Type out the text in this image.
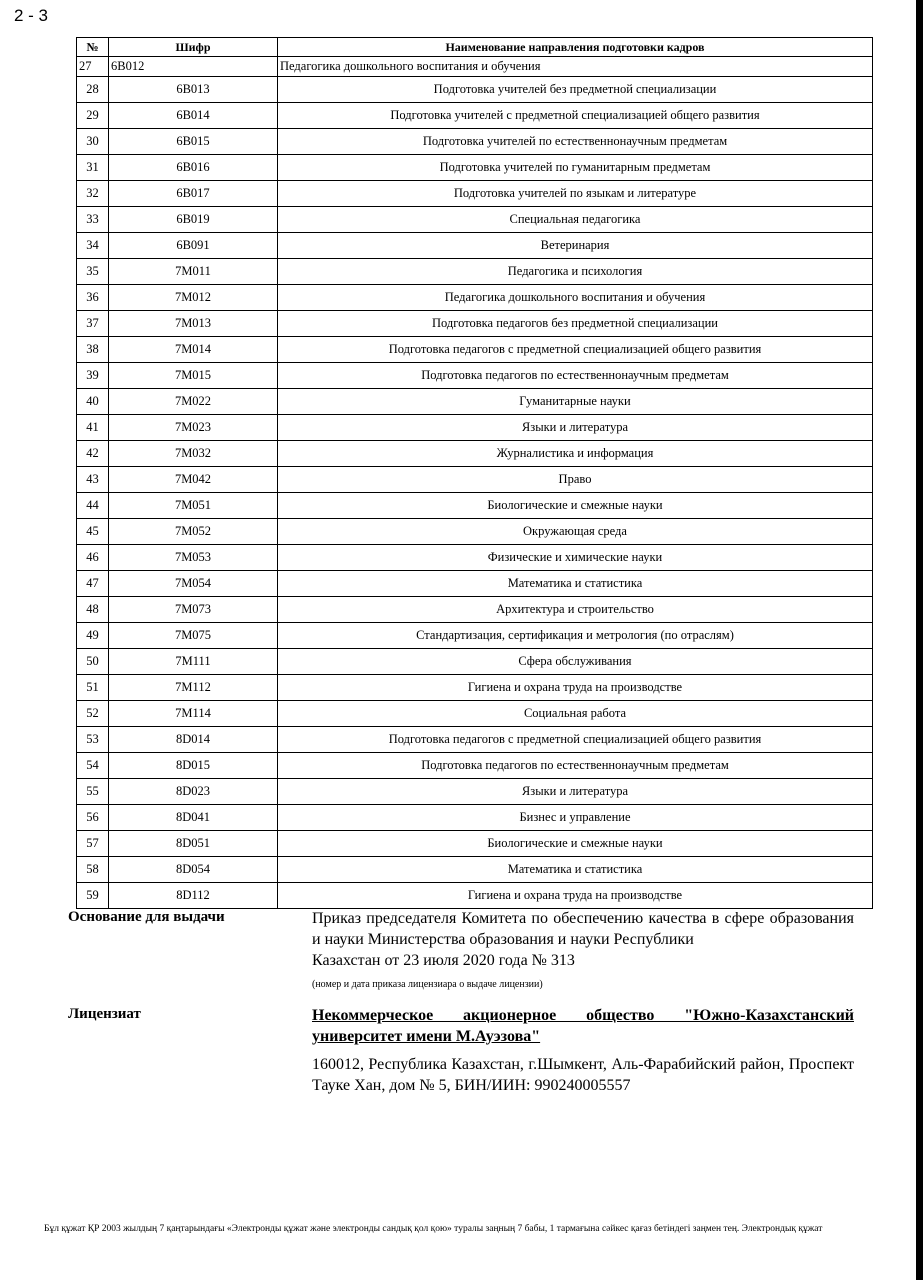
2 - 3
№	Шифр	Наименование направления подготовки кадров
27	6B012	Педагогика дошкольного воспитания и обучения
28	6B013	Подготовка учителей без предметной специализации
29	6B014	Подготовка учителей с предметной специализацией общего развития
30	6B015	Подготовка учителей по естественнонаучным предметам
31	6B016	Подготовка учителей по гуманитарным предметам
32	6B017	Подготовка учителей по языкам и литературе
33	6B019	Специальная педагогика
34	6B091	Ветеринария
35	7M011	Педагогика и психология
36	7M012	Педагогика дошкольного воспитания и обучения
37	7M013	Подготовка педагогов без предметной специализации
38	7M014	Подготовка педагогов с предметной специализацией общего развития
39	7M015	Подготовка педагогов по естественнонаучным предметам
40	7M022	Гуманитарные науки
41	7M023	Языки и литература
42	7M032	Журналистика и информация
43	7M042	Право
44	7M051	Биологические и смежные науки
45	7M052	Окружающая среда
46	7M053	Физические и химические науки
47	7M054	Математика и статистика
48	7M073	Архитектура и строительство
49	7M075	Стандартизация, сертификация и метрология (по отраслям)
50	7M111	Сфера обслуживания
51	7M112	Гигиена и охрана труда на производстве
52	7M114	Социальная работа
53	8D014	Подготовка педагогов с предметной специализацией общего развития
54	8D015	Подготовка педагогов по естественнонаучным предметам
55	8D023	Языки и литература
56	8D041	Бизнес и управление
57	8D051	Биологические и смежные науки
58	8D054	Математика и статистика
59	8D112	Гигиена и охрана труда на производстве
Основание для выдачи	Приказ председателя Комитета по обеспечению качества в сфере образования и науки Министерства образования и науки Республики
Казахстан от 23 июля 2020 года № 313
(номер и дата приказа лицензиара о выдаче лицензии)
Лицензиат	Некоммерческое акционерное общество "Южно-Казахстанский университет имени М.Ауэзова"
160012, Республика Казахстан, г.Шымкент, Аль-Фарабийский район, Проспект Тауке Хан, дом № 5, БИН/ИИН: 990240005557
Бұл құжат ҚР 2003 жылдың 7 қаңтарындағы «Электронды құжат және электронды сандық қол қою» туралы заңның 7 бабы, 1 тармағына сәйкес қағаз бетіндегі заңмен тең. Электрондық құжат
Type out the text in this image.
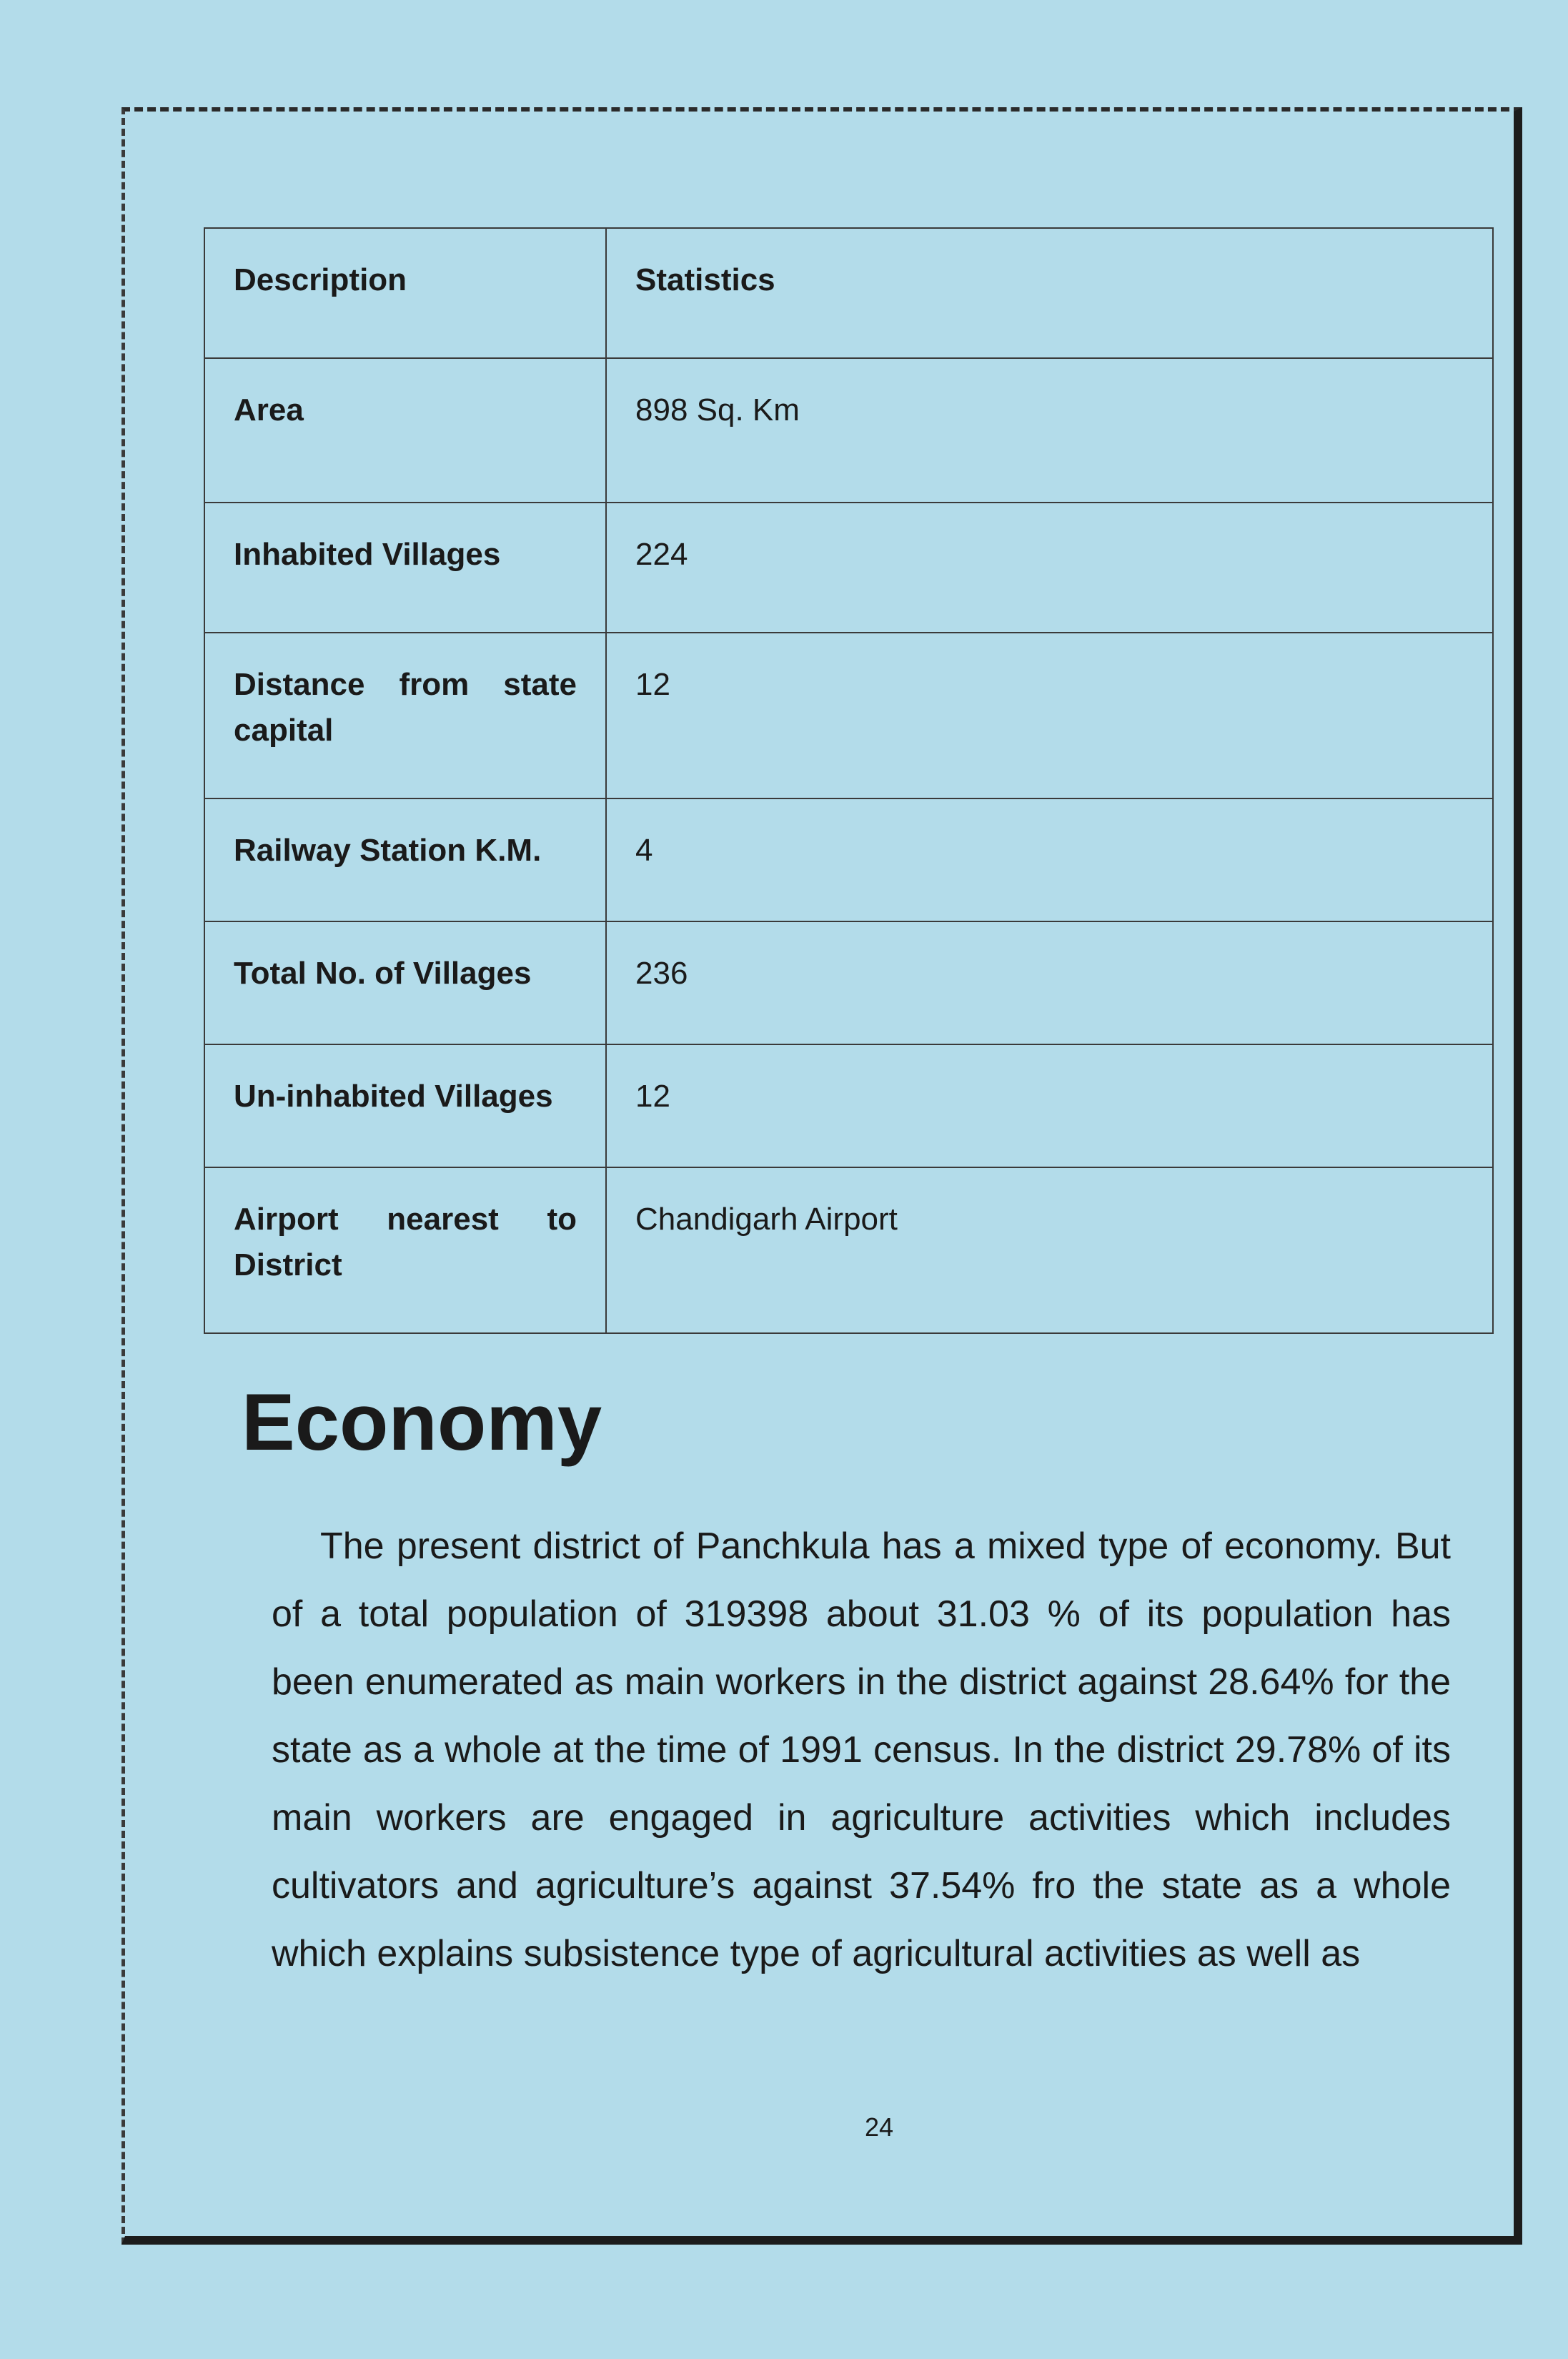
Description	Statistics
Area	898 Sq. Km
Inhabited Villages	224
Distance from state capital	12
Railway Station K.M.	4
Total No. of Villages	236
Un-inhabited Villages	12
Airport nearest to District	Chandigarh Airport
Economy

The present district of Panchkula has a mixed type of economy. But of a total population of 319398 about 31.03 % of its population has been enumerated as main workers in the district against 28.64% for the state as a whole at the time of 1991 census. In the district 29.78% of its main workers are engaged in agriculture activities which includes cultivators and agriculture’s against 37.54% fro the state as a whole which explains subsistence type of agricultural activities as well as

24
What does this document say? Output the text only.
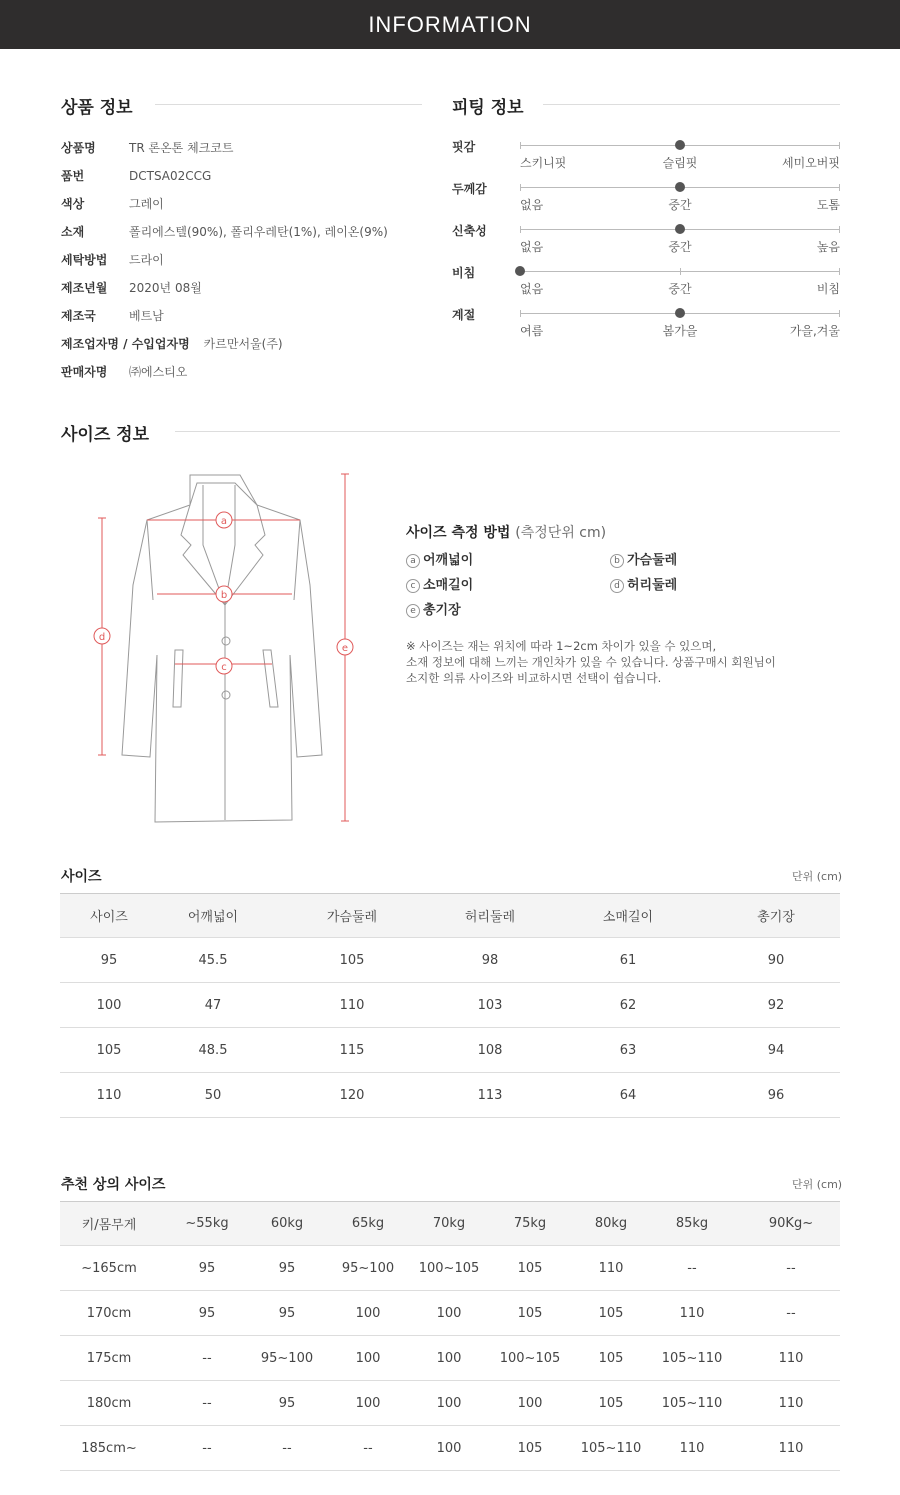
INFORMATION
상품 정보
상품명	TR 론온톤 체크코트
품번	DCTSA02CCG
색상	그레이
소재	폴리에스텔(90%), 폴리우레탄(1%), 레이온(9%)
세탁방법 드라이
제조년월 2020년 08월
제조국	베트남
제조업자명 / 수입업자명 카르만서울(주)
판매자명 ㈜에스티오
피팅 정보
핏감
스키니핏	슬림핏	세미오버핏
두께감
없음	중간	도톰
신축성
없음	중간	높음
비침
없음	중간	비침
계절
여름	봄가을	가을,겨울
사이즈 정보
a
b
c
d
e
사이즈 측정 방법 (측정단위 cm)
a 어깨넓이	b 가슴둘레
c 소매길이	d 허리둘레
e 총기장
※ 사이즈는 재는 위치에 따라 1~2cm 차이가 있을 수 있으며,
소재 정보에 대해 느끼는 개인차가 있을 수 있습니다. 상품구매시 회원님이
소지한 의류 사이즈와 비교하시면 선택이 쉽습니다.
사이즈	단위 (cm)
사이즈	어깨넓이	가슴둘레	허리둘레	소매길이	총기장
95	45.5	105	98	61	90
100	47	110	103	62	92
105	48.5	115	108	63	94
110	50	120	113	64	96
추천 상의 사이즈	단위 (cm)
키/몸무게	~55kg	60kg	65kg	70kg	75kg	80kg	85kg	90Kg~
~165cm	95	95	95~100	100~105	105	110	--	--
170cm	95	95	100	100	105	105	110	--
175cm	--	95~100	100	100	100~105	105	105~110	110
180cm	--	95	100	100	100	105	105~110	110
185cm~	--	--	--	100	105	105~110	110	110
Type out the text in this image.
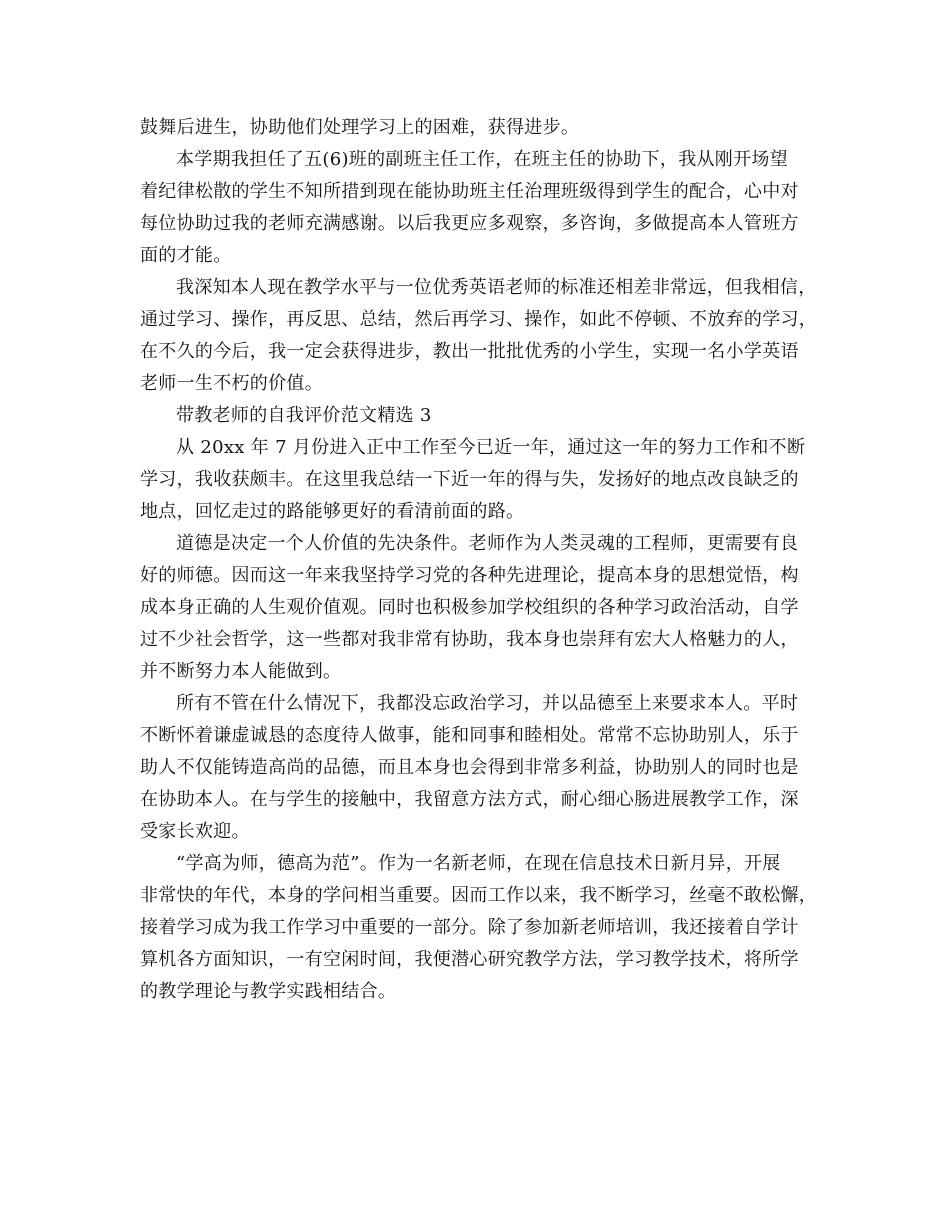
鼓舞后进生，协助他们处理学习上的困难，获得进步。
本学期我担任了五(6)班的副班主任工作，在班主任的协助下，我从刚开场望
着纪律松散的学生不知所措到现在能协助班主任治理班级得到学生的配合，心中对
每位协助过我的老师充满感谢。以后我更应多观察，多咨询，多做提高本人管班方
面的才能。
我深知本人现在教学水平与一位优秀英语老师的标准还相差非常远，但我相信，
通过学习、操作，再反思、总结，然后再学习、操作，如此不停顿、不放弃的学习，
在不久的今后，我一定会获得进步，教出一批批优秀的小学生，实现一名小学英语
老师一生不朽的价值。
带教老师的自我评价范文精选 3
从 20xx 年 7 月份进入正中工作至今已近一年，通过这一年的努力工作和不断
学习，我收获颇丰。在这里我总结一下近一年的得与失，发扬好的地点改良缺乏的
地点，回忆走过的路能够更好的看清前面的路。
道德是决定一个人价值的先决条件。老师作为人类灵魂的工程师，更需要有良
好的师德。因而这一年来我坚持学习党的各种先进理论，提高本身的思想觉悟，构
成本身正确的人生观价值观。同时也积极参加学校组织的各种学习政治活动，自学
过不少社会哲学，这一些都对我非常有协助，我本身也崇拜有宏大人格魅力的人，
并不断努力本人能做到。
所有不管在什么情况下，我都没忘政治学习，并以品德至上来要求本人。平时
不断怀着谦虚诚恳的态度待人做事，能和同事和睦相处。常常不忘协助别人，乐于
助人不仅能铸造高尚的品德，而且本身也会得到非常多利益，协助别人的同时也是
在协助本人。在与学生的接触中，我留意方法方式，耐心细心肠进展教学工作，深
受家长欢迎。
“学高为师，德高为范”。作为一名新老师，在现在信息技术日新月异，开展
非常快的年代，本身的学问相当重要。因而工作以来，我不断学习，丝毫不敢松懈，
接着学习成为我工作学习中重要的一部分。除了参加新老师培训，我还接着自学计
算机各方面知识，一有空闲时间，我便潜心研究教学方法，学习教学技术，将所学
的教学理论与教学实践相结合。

-=-=-

*EXERCISE OBJECTIVE*
In the lines above, locate the string "허리둘레". Copy every line where it occurs.

*FULL ANSWER*
c 소매길이	d 허리둘레
사이즈	어깨넓이	가슴둘레	허리둘레	소매길이	총기장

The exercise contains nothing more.